To be done: Lines that hold the word "приобретение" should be located and copied.
BEGIN Exercise input
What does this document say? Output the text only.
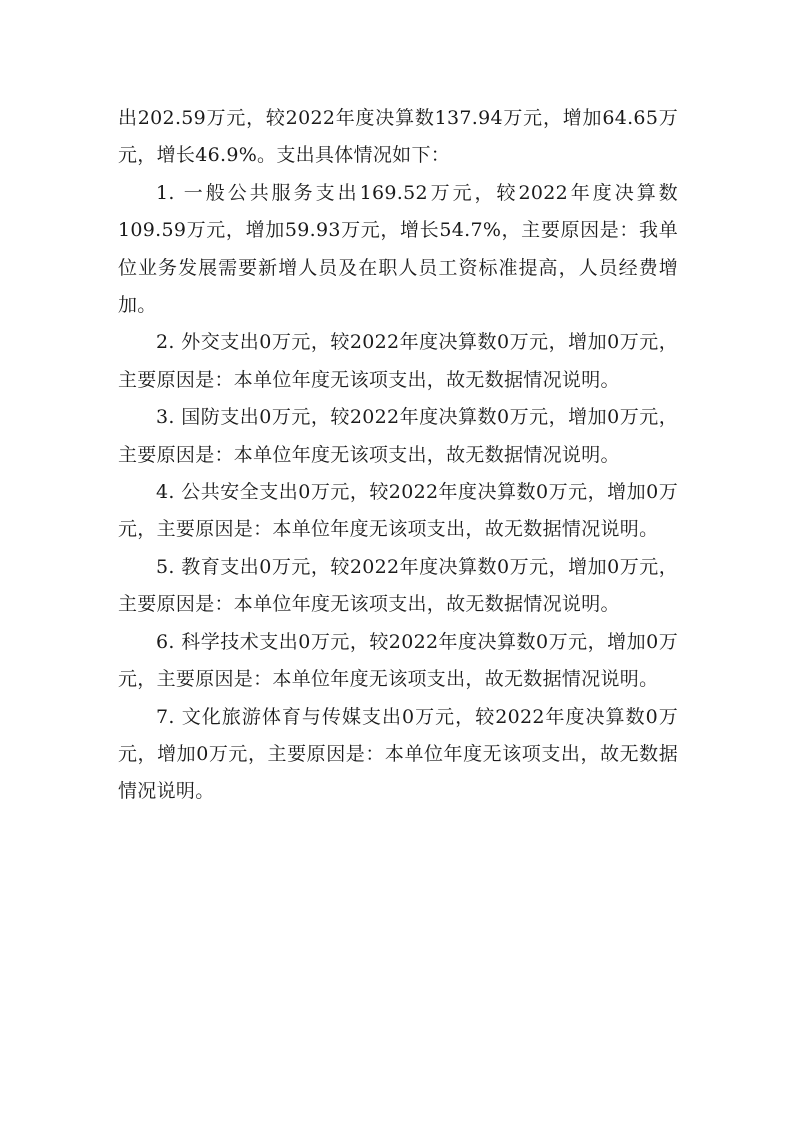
出202.59万元，较2022年度决算数137.94万元，增加64.65万元，增长46.9%。支出具体情况如下：

1. 一般公共服务支出169.52万元，较2022年度决算数109.59万元，增加59.93万元，增长54.7%，主要原因是：我单位业务发展需要新增人员及在职人员工资标准提高，人员经费增加。

2. 外交支出0万元，较2022年度决算数0万元，增加0万元，主要原因是：本单位年度无该项支出，故无数据情况说明。

3. 国防支出0万元，较2022年度决算数0万元，增加0万元，主要原因是：本单位年度无该项支出，故无数据情况说明。

4. 公共安全支出0万元，较2022年度决算数0万元，增加0万元，主要原因是：本单位年度无该项支出，故无数据情况说明。

5. 教育支出0万元，较2022年度决算数0万元，增加0万元，主要原因是：本单位年度无该项支出，故无数据情况说明。

6. 科学技术支出0万元，较2022年度决算数0万元，增加0万元，主要原因是：本单位年度无该项支出，故无数据情况说明。

7. 文化旅游体育与传媒支出0万元，较2022年度决算数0万元，增加0万元，主要原因是：本单位年度无该项支出，故无数据情况说明。
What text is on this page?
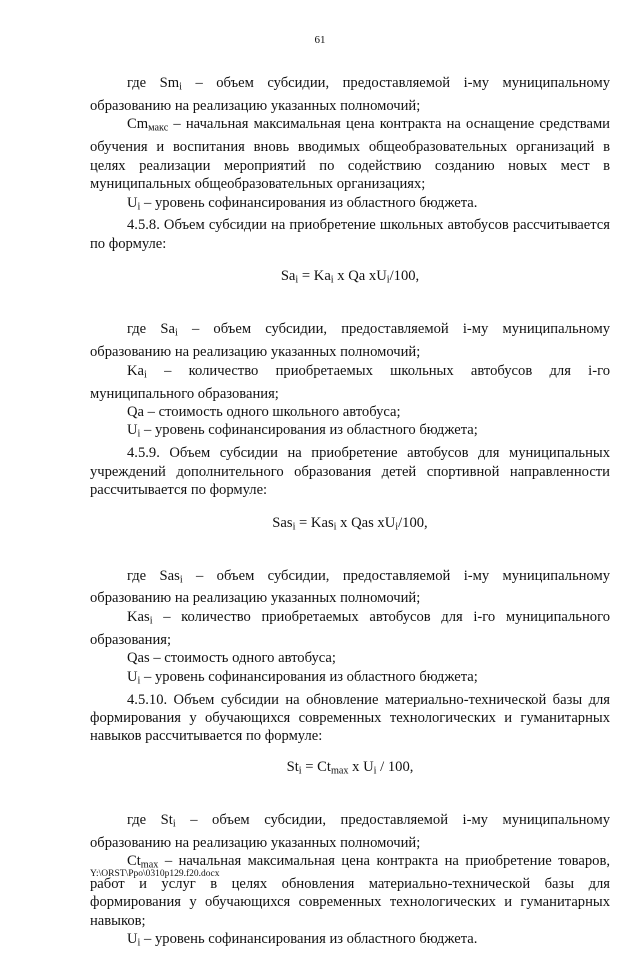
61

где $Sm_i$ – объем субсидии, предоставляемой i-му муниципальному образованию на реализацию указанных полномочий;

$Cm_{макс}$ – начальная максимальная цена контракта на оснащение средствами обучения и воспитания вновь вводимых общеобразовательных организаций в целях реализации мероприятий по содействию созданию новых мест в муниципальных общеобразовательных организациях;

$U_i$ – уровень софинансирования из областного бюджета.

4.5.8. Объем субсидии на приобретение школьных автобусов рассчитывается по формуле:

$Sa_i = Ka_i$ x Qa $xU_i/100$,

где $Sa_i$ – объем субсидии, предоставляемой i-му муниципальному образованию на реализацию указанных полномочий;

$Ka_i$ – количество приобретаемых школьных автобусов для i-го муниципального образования;

Qa – стоимость одного школьного автобуса;

$U_i$ – уровень софинансирования из областного бюджета;

4.5.9. Объем субсидии на приобретение автобусов для муниципальных учреждений дополнительного образования детей спортивной направленности рассчитывается по формуле:

Sas$_i$ = Kas$_i$ x Qas $xU_i/100$,

где Sas$_i$ – объем субсидии, предоставляемой i-му муниципальному образованию на реализацию указанных полномочий;

Kas$_i$ – количество приобретаемых автобусов для i-го муниципального образования;

Qas – стоимость одного автобуса;

$U_i$ – уровень софинансирования из областного бюджета;

4.5.10. Объем субсидии на обновление материально-технической базы для формирования у обучающихся современных технологических и гуманитарных навыков рассчитывается по формуле:

$St_i = Ct_{max}$ x $U_i / 100$,

где $St_i$ – объем субсидии, предоставляемой i-му муниципальному образованию на реализацию указанных полномочий;

$Ct_{max}$ – начальная максимальная цена контракта на приобретение товаров, работ и услуг в целях обновления материально-технической базы для формирования у обучающихся современных технологических и гуманитарных навыков;

$U_i$ – уровень софинансирования из областного бюджета.

Y:\ORST\Ppo\0310p129.f20.docx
END Exercise input
Correct result:
4.5.8. Объем субсидии на приобретение школьных автобусов рассчитывается по формуле:
4.5.9. Объем субсидии на приобретение автобусов для муниципальных учреждений дополнительного образования детей спортивной направленности рассчитывается по формуле:
$Ct_{max}$ – начальная максимальная цена контракта на приобретение товаров, работ и услуг в целях обновления материально-технической базы для формирования у обучающихся современных технологических и гуманитарных навыков;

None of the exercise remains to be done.